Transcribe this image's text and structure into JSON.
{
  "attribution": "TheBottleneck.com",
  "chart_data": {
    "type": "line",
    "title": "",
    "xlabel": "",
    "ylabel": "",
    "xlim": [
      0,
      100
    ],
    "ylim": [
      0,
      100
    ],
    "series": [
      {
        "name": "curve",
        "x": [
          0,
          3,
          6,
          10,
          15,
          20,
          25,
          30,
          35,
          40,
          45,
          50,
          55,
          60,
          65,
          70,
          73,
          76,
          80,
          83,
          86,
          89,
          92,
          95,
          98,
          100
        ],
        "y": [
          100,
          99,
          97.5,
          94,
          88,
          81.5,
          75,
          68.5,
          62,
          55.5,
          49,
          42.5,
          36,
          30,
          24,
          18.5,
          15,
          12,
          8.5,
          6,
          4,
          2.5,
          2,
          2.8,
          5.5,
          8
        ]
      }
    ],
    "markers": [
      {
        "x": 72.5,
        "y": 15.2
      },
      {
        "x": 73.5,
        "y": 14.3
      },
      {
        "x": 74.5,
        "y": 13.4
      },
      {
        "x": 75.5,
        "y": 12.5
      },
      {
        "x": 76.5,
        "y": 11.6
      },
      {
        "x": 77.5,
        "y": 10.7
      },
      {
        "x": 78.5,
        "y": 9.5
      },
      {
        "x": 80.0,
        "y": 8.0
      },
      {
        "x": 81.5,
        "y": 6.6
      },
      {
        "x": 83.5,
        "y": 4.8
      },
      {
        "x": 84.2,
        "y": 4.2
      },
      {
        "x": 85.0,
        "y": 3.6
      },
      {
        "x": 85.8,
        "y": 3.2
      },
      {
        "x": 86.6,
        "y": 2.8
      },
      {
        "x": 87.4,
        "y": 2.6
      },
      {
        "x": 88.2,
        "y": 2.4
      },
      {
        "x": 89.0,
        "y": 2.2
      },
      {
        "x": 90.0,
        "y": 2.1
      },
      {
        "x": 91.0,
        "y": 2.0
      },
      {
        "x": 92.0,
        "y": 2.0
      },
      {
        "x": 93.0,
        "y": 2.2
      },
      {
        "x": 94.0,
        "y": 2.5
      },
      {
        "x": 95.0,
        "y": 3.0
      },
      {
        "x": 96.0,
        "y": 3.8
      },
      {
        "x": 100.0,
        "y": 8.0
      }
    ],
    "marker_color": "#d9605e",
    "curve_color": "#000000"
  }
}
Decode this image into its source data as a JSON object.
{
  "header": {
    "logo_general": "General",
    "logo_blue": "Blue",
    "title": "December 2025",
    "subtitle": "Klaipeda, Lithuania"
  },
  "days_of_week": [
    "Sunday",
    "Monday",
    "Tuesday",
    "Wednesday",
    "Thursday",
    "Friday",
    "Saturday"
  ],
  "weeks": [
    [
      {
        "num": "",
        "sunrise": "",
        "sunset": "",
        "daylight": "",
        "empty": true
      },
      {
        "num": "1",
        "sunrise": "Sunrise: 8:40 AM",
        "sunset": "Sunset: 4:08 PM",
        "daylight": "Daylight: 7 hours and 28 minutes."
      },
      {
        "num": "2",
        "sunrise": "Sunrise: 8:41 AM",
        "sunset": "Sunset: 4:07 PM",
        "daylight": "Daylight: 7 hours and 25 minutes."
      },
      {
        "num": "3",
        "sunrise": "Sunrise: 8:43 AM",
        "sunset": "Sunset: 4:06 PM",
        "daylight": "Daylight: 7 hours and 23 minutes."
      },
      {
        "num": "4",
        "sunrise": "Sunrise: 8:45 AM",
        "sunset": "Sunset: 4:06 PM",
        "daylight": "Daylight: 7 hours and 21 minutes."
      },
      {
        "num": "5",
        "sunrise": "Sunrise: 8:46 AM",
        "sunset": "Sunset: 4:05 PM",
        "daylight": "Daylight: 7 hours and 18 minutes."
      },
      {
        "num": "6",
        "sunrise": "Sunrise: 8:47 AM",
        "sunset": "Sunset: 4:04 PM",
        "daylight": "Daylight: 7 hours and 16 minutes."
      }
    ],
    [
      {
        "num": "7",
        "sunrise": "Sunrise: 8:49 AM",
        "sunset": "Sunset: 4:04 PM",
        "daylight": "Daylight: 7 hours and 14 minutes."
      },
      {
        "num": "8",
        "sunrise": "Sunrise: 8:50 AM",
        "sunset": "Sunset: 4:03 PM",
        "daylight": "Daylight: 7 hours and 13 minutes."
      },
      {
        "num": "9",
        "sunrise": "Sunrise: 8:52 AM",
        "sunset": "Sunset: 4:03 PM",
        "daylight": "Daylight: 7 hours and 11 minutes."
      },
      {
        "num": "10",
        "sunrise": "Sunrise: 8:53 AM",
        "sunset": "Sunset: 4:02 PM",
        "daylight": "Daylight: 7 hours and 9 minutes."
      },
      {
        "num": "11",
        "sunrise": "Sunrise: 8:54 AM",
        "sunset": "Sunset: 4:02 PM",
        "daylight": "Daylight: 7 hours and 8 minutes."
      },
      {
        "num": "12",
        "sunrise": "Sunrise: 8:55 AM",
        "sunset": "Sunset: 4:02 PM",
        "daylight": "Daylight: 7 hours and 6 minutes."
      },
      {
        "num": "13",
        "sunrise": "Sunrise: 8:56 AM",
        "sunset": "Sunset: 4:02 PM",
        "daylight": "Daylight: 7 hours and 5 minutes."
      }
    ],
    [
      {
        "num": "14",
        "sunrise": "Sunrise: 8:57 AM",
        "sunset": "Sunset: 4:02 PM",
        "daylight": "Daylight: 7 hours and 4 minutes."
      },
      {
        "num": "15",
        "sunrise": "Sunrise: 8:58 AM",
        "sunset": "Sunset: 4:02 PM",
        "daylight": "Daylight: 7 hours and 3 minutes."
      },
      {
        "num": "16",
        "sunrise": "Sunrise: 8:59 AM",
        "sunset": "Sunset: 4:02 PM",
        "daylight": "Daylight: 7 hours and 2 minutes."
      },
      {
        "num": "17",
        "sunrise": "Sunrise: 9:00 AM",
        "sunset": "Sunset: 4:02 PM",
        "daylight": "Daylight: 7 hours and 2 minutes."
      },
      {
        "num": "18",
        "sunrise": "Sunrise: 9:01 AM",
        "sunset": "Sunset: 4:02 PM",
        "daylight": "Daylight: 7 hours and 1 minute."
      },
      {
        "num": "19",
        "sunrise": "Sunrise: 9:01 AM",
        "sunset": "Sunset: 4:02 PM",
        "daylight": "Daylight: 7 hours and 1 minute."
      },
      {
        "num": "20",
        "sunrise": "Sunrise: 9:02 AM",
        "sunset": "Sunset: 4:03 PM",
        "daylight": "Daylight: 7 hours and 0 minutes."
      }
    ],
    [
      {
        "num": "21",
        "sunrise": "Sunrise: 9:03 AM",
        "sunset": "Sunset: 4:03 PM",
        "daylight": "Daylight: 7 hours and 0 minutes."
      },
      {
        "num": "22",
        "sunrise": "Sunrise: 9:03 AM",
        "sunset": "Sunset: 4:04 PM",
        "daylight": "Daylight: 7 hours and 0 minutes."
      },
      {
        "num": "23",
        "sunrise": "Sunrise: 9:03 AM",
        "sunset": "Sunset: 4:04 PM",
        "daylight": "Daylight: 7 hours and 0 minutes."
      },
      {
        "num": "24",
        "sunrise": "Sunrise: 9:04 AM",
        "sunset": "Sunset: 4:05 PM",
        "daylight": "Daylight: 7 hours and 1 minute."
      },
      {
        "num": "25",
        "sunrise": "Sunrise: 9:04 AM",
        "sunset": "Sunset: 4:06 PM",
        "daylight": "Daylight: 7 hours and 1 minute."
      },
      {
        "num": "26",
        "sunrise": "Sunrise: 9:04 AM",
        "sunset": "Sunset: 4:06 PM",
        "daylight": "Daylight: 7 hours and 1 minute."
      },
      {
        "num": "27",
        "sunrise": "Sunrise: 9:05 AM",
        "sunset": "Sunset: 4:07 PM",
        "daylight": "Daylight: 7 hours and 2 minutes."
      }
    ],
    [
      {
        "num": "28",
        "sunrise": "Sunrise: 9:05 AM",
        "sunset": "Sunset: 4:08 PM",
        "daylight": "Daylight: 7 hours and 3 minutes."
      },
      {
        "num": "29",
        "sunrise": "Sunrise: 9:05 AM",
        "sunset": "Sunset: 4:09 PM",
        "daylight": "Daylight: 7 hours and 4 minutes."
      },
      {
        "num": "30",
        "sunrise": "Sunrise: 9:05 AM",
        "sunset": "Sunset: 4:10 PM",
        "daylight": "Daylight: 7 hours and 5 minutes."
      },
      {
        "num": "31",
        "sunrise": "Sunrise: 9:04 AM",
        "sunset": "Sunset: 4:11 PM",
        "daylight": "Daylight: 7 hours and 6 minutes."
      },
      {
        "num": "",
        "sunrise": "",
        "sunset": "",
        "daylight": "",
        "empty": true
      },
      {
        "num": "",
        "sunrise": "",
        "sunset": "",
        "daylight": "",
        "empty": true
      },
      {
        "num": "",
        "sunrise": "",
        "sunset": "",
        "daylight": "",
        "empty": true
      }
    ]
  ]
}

----

▶ **What is asked**: Go through the material line by line. Show each line that contains the string "into".

▶ **Task answer**:
Transcribe this image's text and structure into JSON.
Decode this image into its source data as a JSON object.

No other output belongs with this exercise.